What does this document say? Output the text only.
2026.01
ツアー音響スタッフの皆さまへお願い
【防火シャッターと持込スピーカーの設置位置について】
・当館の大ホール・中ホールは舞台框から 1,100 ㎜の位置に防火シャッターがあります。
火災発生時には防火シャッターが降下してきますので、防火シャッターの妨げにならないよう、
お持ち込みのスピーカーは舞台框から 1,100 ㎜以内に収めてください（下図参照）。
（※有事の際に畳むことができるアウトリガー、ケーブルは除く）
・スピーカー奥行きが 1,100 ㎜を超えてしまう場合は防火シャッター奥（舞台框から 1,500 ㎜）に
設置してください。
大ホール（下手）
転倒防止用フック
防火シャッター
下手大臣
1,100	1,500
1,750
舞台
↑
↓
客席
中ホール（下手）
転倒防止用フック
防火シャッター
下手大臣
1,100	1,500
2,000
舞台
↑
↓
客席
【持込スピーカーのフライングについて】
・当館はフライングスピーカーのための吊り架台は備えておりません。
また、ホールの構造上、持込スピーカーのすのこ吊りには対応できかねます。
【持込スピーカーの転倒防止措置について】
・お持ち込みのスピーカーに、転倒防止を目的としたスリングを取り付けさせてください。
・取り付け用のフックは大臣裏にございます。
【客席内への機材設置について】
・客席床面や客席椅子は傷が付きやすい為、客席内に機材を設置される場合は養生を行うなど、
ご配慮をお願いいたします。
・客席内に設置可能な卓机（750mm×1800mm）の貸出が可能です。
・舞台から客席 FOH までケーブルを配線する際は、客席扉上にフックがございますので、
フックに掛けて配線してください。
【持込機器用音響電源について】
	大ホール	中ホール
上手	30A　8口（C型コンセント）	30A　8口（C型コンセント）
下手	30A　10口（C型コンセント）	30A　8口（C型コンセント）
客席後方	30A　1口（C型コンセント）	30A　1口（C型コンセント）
■ ■ ■
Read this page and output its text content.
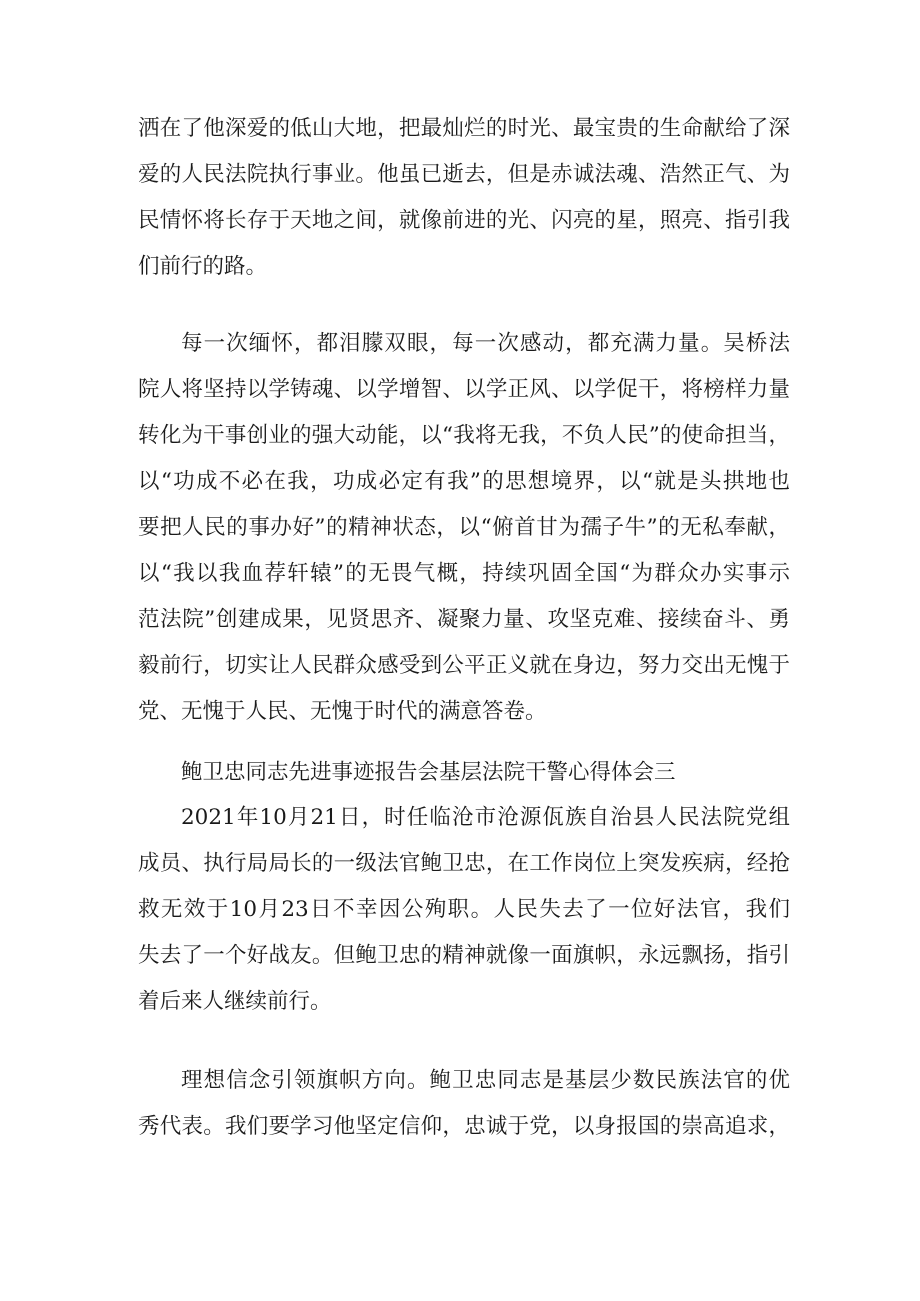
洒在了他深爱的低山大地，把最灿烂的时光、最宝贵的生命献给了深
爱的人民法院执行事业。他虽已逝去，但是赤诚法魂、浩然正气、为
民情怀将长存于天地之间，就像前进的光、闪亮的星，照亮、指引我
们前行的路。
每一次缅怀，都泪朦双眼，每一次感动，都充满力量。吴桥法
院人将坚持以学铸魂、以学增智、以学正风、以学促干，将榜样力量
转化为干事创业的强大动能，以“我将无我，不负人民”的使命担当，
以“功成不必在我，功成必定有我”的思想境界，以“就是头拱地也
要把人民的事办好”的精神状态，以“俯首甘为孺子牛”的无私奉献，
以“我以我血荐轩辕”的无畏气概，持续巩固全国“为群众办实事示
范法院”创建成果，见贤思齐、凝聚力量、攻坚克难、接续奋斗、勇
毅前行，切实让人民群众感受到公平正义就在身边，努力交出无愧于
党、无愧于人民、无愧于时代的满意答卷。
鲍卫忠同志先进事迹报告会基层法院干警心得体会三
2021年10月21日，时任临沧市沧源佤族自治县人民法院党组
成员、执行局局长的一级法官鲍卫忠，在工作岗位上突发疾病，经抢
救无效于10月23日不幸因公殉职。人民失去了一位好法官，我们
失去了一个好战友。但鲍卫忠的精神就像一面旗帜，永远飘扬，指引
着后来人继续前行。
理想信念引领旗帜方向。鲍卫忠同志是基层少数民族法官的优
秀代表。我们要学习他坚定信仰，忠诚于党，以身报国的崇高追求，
■ ■ ■
▶ _Prompt_:
Reproduce every line of the listing above in which the string "text" appears.

▶ _Output for this exercise_:
What does this document say? Output the text only.
Read this page and output its text content.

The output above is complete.